━━ GIVEN DATA

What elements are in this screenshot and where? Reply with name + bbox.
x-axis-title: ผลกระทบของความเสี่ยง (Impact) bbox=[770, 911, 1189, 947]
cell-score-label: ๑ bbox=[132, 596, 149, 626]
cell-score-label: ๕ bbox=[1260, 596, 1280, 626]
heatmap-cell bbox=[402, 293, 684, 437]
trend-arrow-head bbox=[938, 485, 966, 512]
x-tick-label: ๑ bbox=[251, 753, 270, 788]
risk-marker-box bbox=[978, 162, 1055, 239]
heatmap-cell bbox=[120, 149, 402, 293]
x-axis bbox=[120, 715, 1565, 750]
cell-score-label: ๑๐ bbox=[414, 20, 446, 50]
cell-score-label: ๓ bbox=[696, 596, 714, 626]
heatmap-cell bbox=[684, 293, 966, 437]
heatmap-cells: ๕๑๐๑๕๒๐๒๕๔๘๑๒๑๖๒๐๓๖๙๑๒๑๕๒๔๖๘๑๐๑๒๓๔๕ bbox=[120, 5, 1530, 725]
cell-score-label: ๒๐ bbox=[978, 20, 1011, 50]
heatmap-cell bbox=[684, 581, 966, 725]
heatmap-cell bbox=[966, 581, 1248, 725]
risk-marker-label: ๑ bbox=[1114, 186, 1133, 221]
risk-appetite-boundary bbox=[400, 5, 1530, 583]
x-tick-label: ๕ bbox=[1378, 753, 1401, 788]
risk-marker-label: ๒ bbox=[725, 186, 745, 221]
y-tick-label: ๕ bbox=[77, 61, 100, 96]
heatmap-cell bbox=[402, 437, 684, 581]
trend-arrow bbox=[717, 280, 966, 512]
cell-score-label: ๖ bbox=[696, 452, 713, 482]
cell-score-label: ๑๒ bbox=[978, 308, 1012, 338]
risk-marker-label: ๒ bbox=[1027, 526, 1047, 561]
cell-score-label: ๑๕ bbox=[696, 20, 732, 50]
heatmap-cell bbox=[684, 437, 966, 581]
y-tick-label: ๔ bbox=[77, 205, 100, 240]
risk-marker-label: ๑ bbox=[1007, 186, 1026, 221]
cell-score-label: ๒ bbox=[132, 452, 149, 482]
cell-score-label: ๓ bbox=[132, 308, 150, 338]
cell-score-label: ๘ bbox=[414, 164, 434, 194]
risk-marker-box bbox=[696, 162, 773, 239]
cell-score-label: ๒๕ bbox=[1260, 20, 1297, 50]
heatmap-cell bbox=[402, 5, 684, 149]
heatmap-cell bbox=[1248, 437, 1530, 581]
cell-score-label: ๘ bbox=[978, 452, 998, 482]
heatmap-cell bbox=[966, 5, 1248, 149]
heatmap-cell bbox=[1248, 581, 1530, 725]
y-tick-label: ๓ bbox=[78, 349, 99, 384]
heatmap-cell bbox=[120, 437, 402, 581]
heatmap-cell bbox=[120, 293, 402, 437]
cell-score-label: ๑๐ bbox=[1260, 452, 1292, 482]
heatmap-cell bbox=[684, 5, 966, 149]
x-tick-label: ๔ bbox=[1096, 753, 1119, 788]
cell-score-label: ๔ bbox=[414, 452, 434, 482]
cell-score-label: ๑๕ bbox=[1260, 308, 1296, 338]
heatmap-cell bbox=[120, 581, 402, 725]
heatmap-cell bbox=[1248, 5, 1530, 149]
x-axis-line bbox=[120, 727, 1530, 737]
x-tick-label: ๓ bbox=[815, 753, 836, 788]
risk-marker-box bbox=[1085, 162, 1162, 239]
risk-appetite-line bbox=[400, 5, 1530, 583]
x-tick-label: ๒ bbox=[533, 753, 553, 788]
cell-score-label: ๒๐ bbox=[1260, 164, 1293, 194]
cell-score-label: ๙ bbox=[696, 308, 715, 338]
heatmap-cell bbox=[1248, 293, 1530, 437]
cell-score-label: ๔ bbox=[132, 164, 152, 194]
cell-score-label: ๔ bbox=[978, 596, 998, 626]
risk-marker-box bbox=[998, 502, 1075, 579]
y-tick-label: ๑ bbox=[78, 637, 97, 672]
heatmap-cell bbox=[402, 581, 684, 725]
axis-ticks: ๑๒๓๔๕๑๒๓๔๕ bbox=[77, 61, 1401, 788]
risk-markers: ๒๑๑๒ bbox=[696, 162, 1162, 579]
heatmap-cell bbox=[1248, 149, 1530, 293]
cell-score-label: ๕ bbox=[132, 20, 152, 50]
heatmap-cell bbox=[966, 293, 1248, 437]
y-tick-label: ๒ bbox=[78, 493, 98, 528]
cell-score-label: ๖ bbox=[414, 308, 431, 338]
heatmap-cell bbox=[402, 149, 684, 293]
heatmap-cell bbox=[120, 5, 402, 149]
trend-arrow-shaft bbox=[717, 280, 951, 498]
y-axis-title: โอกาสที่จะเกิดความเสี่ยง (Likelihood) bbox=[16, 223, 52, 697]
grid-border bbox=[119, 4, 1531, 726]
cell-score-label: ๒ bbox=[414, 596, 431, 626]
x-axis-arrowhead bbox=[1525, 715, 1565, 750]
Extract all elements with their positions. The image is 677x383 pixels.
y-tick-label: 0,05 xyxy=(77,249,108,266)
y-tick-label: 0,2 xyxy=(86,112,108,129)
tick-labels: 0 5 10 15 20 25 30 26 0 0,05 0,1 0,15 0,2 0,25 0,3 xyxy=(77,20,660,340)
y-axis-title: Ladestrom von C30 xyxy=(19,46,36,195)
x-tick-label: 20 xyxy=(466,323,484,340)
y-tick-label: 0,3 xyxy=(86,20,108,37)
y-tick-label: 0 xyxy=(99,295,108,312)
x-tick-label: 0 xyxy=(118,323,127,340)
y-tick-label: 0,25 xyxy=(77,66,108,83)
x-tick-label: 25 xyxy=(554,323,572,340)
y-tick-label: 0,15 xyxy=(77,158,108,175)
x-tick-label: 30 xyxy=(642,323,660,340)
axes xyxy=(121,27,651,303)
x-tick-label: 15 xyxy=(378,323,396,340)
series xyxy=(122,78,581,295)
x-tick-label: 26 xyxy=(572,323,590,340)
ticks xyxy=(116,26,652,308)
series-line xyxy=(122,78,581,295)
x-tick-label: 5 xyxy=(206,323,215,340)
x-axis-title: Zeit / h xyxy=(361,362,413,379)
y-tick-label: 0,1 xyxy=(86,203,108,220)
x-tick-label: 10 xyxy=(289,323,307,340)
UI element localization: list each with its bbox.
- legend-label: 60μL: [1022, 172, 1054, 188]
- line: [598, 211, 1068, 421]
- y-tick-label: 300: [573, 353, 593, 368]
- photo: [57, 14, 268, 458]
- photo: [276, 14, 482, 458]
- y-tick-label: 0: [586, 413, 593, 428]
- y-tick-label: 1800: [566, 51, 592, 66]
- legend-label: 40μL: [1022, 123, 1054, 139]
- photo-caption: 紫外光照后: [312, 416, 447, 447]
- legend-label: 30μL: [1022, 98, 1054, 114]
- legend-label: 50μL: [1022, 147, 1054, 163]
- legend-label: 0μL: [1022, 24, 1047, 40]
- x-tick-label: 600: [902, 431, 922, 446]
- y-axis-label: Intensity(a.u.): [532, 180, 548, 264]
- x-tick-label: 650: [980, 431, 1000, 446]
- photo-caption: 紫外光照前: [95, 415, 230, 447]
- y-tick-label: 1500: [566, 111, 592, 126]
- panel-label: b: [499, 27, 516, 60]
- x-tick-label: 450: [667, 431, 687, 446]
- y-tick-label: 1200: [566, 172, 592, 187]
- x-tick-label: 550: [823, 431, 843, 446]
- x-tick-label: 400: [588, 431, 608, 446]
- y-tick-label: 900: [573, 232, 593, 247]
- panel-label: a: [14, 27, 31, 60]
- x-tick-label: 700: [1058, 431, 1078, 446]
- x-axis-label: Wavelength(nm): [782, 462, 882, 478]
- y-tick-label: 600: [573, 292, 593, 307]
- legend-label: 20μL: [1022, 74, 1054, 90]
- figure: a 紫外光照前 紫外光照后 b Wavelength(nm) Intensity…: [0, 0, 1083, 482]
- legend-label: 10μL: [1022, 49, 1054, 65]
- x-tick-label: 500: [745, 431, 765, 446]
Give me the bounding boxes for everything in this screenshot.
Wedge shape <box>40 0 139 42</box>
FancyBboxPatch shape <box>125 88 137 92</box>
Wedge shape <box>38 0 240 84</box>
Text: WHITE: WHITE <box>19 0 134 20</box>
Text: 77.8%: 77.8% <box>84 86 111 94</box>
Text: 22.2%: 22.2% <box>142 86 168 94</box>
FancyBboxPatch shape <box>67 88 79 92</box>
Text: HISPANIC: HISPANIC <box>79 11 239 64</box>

━━━━

WHAT YOU NEED TO DO
Take the stretch that opens at the start of the rows and closes with the line containing "risk-marker-label: ๑ bbox=[1007, 186, 1026, 221]", both ends included. Change "x-tick-label" to "x-axis-tick-label" throughout it, and give back only those lines with everything else the same.

THE SOLUTION
What elements are in this screenshot and where? Reply with name + bbox.
x-axis-title: ผลกระทบของความเสี่ยง (Impact) bbox=[770, 911, 1189, 947]
cell-score-label: ๑ bbox=[132, 596, 149, 626]
cell-score-label: ๕ bbox=[1260, 596, 1280, 626]
heatmap-cell bbox=[402, 293, 684, 437]
trend-arrow-head bbox=[938, 485, 966, 512]
x-axis-tick-label: ๑ bbox=[251, 753, 270, 788]
risk-marker-box bbox=[978, 162, 1055, 239]
heatmap-cell bbox=[120, 149, 402, 293]
x-axis bbox=[120, 715, 1565, 750]
cell-score-label: ๑๐ bbox=[414, 20, 446, 50]
cell-score-label: ๓ bbox=[696, 596, 714, 626]
heatmap-cell bbox=[684, 293, 966, 437]
heatmap-cells: ๕๑๐๑๕๒๐๒๕๔๘๑๒๑๖๒๐๓๖๙๑๒๑๕๒๔๖๘๑๐๑๒๓๔๕ bbox=[120, 5, 1530, 725]
cell-score-label: ๒๐ bbox=[978, 20, 1011, 50]
heatmap-cell bbox=[684, 581, 966, 725]
heatmap-cell bbox=[966, 581, 1248, 725]
risk-marker-label: ๑ bbox=[1114, 186, 1133, 221]
risk-appetite-boundary bbox=[400, 5, 1530, 583]
x-axis-tick-label: ๕ bbox=[1378, 753, 1401, 788]
risk-marker-label: ๒ bbox=[725, 186, 745, 221]
y-tick-label: ๕ bbox=[77, 61, 100, 96]
heatmap-cell bbox=[402, 437, 684, 581]
trend-arrow bbox=[717, 280, 966, 512]
cell-score-label: ๖ bbox=[696, 452, 713, 482]
cell-score-label: ๑๒ bbox=[978, 308, 1012, 338]
risk-marker-label: ๒ bbox=[1027, 526, 1047, 561]
cell-score-label: ๑๕ bbox=[696, 20, 732, 50]
heatmap-cell bbox=[684, 437, 966, 581]
y-tick-label: ๔ bbox=[77, 205, 100, 240]
risk-marker-label: ๑ bbox=[1007, 186, 1026, 221]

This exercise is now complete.